* [Provided data]:
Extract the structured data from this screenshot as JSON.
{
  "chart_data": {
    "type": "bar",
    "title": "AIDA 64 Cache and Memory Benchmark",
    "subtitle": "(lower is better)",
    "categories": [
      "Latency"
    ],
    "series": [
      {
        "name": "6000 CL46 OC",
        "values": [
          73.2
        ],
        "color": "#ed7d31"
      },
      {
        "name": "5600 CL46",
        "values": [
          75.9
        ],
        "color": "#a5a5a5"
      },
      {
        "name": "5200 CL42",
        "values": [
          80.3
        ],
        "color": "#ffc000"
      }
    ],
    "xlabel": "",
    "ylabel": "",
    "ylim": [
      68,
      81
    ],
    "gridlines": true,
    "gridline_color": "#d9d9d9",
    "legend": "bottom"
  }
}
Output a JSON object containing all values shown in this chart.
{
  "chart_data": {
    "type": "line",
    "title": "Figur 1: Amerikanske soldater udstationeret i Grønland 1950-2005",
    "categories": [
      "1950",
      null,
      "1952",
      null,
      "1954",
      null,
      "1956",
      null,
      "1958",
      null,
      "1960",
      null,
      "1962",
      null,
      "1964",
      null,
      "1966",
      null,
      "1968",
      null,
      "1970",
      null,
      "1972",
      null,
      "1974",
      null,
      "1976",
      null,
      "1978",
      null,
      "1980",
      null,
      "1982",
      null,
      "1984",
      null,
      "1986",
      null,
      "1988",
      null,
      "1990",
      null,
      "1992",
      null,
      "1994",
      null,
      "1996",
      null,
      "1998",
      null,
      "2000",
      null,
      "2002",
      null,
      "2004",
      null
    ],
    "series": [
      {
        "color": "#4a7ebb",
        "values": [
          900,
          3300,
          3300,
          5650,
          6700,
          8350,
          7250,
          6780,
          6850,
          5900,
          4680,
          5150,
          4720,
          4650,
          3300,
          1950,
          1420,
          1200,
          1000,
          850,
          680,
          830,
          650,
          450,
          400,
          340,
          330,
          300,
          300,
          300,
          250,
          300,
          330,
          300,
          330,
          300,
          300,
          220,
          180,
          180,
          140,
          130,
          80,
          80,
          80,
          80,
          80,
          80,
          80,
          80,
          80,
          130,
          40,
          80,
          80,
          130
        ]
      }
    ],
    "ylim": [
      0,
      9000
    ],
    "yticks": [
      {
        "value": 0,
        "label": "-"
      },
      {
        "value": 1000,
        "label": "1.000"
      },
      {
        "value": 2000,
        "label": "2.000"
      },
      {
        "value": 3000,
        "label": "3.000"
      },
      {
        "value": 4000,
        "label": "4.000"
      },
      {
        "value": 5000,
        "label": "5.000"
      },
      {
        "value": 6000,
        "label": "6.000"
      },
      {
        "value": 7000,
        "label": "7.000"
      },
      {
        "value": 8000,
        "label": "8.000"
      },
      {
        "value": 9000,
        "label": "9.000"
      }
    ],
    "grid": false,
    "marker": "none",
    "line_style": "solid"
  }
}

...

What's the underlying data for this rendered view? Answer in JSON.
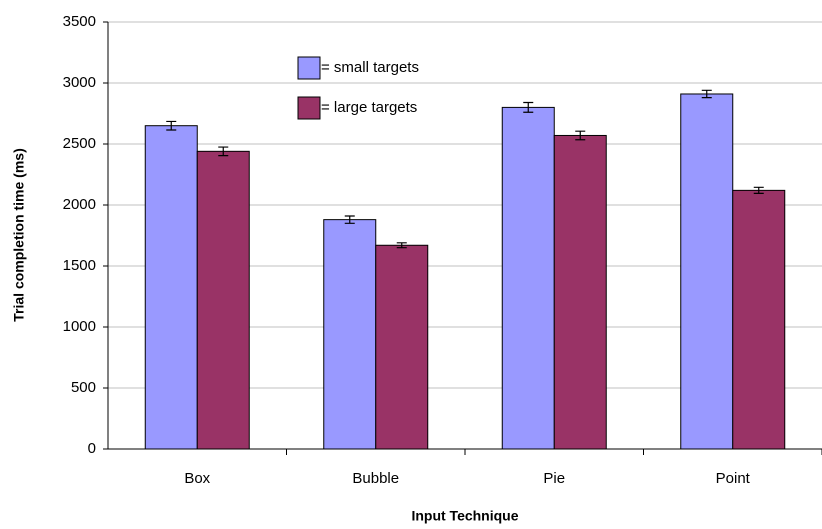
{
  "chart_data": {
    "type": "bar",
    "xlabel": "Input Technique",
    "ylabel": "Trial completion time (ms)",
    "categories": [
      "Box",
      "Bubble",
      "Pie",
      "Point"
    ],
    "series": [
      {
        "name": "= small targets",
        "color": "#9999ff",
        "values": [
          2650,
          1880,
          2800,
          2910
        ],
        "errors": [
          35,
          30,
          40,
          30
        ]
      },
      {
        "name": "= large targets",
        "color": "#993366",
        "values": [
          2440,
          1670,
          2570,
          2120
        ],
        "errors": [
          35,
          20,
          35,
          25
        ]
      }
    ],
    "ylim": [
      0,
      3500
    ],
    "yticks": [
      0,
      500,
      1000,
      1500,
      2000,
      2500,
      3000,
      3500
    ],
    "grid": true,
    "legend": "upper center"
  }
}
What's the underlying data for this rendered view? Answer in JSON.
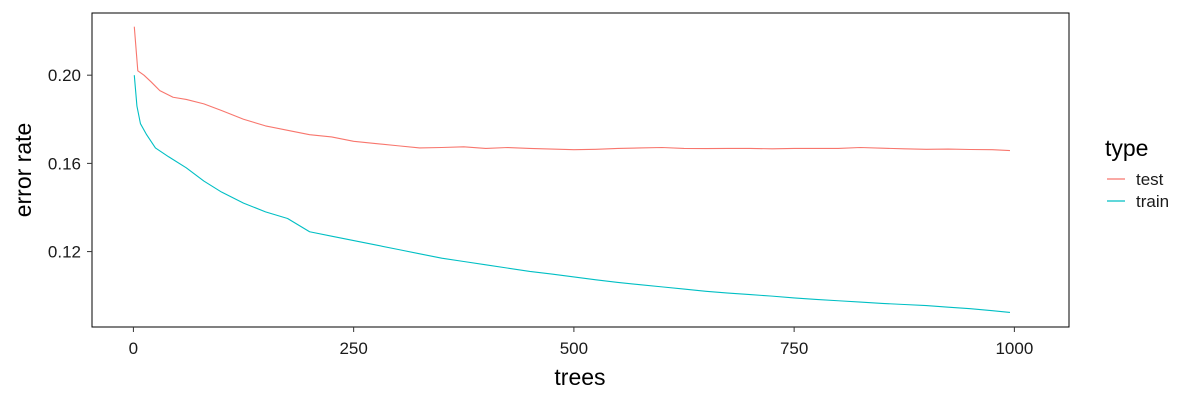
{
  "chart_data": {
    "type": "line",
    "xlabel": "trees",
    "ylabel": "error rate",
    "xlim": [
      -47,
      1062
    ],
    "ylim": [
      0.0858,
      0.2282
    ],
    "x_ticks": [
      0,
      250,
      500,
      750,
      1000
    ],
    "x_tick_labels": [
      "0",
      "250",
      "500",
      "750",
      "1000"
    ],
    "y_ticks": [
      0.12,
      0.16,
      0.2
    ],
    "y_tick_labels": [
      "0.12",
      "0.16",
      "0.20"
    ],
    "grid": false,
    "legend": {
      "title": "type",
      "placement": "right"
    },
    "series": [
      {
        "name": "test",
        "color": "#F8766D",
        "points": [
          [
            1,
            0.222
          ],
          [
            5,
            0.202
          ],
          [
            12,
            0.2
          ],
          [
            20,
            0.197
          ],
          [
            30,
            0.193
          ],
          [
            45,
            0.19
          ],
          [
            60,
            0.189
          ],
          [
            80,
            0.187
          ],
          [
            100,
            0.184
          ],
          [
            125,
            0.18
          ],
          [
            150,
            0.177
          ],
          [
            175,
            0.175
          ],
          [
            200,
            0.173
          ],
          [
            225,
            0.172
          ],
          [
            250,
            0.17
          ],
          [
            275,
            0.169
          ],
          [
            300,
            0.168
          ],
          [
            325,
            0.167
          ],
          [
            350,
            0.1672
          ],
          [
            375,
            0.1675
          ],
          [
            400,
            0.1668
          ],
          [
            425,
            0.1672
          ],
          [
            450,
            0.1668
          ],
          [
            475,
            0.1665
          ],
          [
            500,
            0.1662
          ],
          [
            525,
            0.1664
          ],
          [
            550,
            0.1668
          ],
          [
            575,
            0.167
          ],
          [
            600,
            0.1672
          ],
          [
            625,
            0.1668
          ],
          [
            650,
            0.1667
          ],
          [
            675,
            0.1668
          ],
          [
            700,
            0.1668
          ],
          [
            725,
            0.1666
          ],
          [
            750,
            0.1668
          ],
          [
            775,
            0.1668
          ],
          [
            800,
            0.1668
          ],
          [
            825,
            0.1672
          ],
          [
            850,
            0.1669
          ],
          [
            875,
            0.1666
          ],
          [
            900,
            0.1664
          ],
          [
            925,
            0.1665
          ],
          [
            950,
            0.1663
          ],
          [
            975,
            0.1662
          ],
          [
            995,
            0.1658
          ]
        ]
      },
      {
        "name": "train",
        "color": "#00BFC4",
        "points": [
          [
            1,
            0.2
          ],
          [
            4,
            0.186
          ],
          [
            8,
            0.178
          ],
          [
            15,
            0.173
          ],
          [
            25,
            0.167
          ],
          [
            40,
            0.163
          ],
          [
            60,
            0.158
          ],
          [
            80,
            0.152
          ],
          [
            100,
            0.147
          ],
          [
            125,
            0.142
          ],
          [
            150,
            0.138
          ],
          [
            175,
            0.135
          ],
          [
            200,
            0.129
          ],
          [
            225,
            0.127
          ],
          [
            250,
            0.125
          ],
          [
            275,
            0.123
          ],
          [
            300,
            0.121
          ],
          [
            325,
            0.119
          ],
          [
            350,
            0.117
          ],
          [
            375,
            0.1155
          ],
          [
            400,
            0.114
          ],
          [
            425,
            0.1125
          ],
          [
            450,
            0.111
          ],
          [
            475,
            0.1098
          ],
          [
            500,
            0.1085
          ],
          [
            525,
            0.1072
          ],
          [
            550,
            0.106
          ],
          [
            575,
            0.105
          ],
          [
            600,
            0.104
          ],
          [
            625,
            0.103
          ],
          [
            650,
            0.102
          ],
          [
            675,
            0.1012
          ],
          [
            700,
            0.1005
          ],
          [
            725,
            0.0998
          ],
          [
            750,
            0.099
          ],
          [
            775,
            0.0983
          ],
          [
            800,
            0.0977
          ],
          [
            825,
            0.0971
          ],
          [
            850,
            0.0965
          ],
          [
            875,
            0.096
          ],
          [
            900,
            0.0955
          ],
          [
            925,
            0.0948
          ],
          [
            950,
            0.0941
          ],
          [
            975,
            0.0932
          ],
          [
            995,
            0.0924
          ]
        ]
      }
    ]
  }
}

* * *

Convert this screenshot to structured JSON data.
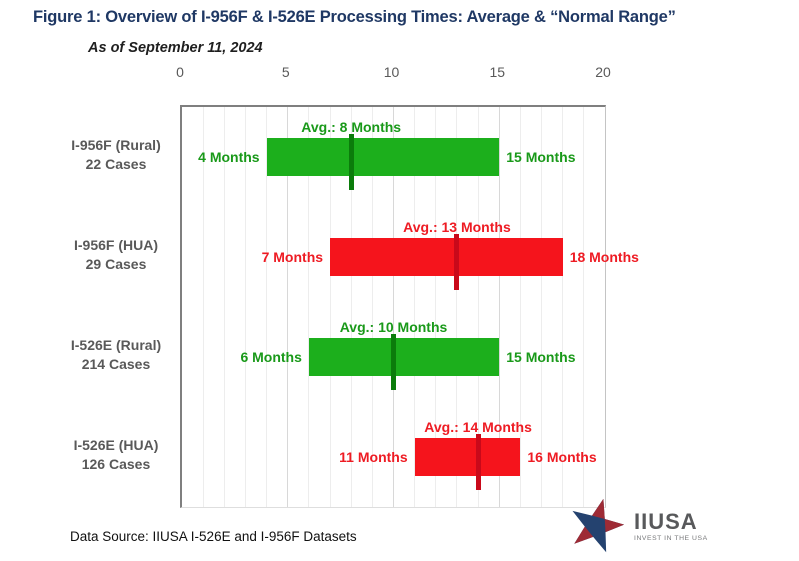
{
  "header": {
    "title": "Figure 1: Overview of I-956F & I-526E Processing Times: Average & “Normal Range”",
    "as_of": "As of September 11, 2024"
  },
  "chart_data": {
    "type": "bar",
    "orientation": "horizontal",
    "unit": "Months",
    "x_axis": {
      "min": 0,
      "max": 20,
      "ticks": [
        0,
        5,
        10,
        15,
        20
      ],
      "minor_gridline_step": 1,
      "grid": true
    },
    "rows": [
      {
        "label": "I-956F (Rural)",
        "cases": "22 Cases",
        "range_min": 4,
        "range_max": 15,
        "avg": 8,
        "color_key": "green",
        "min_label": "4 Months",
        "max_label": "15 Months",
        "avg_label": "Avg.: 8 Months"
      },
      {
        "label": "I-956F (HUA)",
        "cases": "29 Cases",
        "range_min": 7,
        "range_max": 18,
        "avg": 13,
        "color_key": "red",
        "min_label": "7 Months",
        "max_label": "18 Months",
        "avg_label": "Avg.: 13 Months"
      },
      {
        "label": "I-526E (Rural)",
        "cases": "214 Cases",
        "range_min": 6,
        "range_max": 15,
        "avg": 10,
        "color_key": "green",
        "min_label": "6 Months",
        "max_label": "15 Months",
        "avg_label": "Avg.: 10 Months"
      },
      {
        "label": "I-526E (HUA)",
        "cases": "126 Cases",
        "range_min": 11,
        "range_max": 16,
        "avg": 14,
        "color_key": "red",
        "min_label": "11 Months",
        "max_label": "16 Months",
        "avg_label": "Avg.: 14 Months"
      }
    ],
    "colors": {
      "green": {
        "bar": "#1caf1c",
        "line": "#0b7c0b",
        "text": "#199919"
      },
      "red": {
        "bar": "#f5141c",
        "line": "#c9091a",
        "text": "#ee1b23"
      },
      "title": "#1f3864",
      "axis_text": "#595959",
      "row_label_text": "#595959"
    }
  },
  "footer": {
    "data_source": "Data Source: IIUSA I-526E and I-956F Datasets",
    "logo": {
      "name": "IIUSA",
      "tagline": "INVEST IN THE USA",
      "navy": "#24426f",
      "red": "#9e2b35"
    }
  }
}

* [What you should do]:
Extract all lines containing the word "ylabel".

* [Exercise solution]:
    "ylabel": "",
    "ylabel": "Trial completion time (ms)",
    "ylabel": "error rate",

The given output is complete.